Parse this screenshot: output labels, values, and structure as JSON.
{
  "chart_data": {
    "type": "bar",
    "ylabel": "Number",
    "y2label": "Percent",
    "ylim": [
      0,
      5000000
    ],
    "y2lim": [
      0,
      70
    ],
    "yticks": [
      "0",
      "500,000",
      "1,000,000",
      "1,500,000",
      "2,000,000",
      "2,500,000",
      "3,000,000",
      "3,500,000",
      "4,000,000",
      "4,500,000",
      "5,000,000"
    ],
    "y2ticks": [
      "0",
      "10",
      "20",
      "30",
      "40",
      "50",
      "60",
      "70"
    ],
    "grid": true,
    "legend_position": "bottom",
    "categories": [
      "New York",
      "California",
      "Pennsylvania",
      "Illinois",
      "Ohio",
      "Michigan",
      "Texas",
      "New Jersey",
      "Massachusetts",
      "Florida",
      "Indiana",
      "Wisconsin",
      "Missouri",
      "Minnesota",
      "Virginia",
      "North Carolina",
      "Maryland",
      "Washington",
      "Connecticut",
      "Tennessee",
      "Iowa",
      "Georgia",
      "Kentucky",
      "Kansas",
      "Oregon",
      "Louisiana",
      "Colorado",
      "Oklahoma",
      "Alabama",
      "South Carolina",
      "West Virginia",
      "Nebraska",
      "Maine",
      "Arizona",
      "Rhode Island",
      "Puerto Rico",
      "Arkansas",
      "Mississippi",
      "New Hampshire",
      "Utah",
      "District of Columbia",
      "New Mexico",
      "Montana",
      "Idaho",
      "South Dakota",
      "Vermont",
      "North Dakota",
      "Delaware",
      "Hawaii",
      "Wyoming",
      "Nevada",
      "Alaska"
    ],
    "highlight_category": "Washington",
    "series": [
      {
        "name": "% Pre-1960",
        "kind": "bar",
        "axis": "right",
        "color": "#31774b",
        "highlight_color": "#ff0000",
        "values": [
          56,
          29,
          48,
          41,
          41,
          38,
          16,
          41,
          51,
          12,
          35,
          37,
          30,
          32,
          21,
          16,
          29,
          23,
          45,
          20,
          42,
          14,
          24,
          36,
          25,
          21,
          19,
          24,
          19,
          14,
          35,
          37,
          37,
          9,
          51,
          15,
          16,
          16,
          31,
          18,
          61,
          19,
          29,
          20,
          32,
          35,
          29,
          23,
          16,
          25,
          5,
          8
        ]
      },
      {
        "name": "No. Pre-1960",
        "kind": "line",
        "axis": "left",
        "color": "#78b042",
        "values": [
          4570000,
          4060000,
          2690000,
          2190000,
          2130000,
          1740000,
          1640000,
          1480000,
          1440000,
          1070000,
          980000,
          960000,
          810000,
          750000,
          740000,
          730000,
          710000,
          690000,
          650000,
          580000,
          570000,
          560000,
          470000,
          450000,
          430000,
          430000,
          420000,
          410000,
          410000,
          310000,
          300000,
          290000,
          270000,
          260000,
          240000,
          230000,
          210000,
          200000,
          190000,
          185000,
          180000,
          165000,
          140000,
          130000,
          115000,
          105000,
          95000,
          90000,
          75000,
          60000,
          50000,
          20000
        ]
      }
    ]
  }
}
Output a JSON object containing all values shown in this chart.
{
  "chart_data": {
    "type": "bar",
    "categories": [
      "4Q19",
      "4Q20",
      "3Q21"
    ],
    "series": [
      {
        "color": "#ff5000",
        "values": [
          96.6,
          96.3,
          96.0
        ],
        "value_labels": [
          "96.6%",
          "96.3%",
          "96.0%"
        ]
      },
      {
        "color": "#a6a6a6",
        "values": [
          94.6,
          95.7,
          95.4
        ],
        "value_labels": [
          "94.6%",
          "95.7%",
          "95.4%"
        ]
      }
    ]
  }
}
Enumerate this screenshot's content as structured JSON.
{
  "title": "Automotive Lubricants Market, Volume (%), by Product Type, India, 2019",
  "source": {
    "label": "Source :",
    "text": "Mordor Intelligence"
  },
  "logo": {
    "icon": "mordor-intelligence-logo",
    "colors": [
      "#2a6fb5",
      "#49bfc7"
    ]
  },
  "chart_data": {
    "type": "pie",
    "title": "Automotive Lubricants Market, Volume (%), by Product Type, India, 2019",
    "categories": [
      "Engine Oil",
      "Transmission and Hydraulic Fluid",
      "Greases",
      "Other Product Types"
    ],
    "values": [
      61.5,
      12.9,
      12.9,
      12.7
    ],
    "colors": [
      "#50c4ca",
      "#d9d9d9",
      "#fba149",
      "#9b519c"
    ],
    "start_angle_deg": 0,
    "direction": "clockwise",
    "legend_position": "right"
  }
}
----
## Prompt
Work out how many lines of the listing above include "Market". Answer with the number and nothing more.

## Right answer
2